▶ [ИСХОДНЫЙ ТЕКСТ]

Очень чувственно помню замечательную атмосферу, возникшую благодаря Далю, Ленькову, Баадуру Цуладзе и мне, как говорят… Эта сцена, где мы все музицируем, а Олег — у рояля… Где кругом и всегда на досках — формулы. Ну, вообще — блеск!
Опять же один штрих из «актёрской кухни». Так как среди нас была единственная дама — Терехова, а вокруг — мужской состав, мы все очень мило, по-доброму иронизировали. И это было коллективное. Наверное, какая-то часть этого прорвалась и на экран. И это было замечательно, потому что часто звучите оттенком пошлости: «А мы наращиваем чувство!»
— Чё это они ходят в обнимку?
— А они наживают… Наживают отношения.
Ещё помню, что Даль, «завидуя» мне, говорил:
— Валь, у меня уж тут невольно… Роль такая… Я очень много и долго должен высказывать всяких сентенций… А у тебя, смотри, как чудно найдено вот это слово: «пре-е-лест-но, пр-е-лест-но…». Это — здорово! Валюха, ты при своей музыкальности его одно разложишь на целую симфонию!..
Мне кажется, что есть особая изюминка в «цветовой» окраске подобных вещей, а анализируют пусть критики…
Можно сюда добавить, что я приехал в великолепную совминовскую гостиницу в Вильнюсе, прямо на излучине реки. Даль меня встретил и тут же повёл вниз, в замечательный ресторан этой же гостиницы… Сам он был в ограниченной на предмет «соблазнов» полосе, но зато как он меня принимал! Как он был со мной обходителен! Как он заказывал! Как он наливал! Ах, какой это был блеск!!! Как говаривал Юрий Карлович Олеша, а уж он-то имел на это право: «Не пить так же интересно, как и пить». И Далю это безумно нравилось. И это подтверждает то, что рассказывают о приходах Олега в ВТО «на трезвую голову». Ведь это не менее интересное состояние: ощущение своего осознания человеком, который вне этого.

▶ [СОСТАВ ЛИСТИНГА]
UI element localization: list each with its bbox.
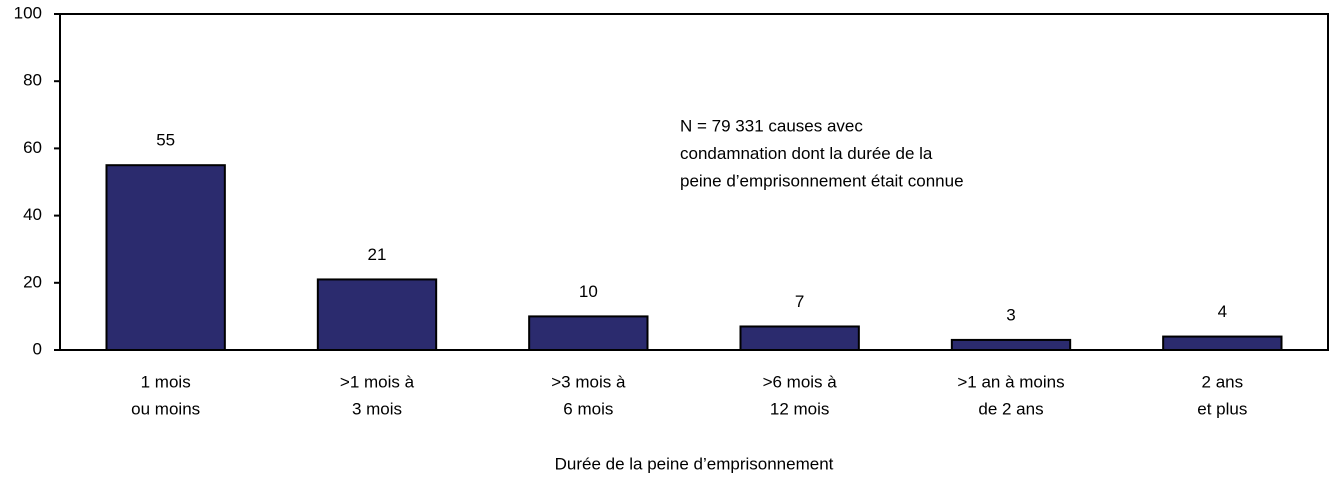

▶ [ЗАДАНИЯ К УПРАЖНЕНИЮ]
[1] Чьи слова «Не пить так же интересно, как и пить» приведены в отрывке об Олеге Дале?
[2] Процитируйте из отрывка об Олеге Дале фрагмент от слов «Опять же один» до слов «наживают… Наживают отношения.» включительно.
[3] Продолжите отрывок об Олеге Дале, начав сразу после его последнего предложения.

▶ [ОТВЕТЫ К ЗАДАНИЯМ]
[1] Юрия Карловича Олеши.

[2]
Опять же один штрих из «актёрской кухни». Так как среди нас была единственная дама — Терехова, а вокруг — мужской состав, мы все очень мило, по-доброму иронизировали. И это было коллективное. Наверное, какая-то часть этого прорвалась и на экран. И это было замечательно, потому что часто звучите оттенком пошлости: «А мы наращиваем чувство!»
— Чё это они ходят в обнимку?
— А они наживают… Наживают отношения.

[3]
Мне удалось однажды встретиться с Олешей на Арбате, около «Праги». Накануне в доме у своего дяди — писателя Льва Вениаминовича Никулина в Лаврушинском переулке, в писательском доме, — я познакомился с Юрием Карловичем. А буквально через два-три дня увидел его около «Праги» с таким… немножко «белесоватым зрачком». Вероятно, он много уже принимал, как и Михаил Аркадьевич Светлов в последние годы. Моя правая рука лежала на бронзовом поручне стеклянной, как бы воздушной витрины кафе внизу на углу. И он взял меня за руку своей левой рукой и сказал:
— Мой юный друг…
— Вы меня спутали, вероятно, Юрий Карлович… Мы же буквально два дня назад у Льва Вениаминовича впервые…
— Что вы, что вы! Что вы… Давайте… Давайте умирать… Дружочек, правда, давайте… Только, давайте красиво умирать…
Через несколько лет я рассказал эти несколько слов Олеши Далю. Далёнок слушал просто в десять ушей… Потом сказал:
— Ва-лю-ю-ха… Олеша…
С ужасом теперь я думаю о том, что годы спустя это могло как-то опосредованно сработать в смысле трагического финала Олега…
…Буквально ничего не могу сказать о последних сценариях Олега, в частности о «Кольце». Хотя мы втроём в определённое время были очень близки: и Володя Паулус — актёр нашего театра, который был там с самого основания, и Олег, и я. Действительно, Далёнок мне говорил о «Кольце», но я в это дело не стал окунаться. Просто знал о факте, поэтому мне всё-таки легче в связи с этим говорить о том, как этот факт выглядел на фоне монинского периода…
Какие-то двое инженеров, владевшие этим строением в Монине, сдали его Олегу и Лизе на неопределённое время. Это был январь 1981 года. Дом был построен по какому-то совершенно западному образцу — настоящий американский коттедж. С автономным отоплением, чуть ли не с автономным водопроводом…
Помню, когда я туда однажды приехал (это был февраль), Алька водил меня по дому и говорил:
— Смотри, как здесь всё независимо… Как здесь всё независимо… Нет, ты видишь: как здесь всё независимо… в этом доме? Здорово, а?
— Да.
«Независимо» — это я уже потом проворачивал. Казалось бы, такая бытовая штука, но подчёркнутая несколько раз. Он замечательно себя там ощущал!
Провожая меня до калитки, Даль спросил:
— Значит, ты помнишь, как мы договорились?..
То есть временно всё было абсолютно нарушено. Возникала некая неизвестность, когда мне надо в городе сидеть и ждать, когда «Лизка тебе позвонит»… Грубо говоря, возникала жизнь от договорённости до договорённости.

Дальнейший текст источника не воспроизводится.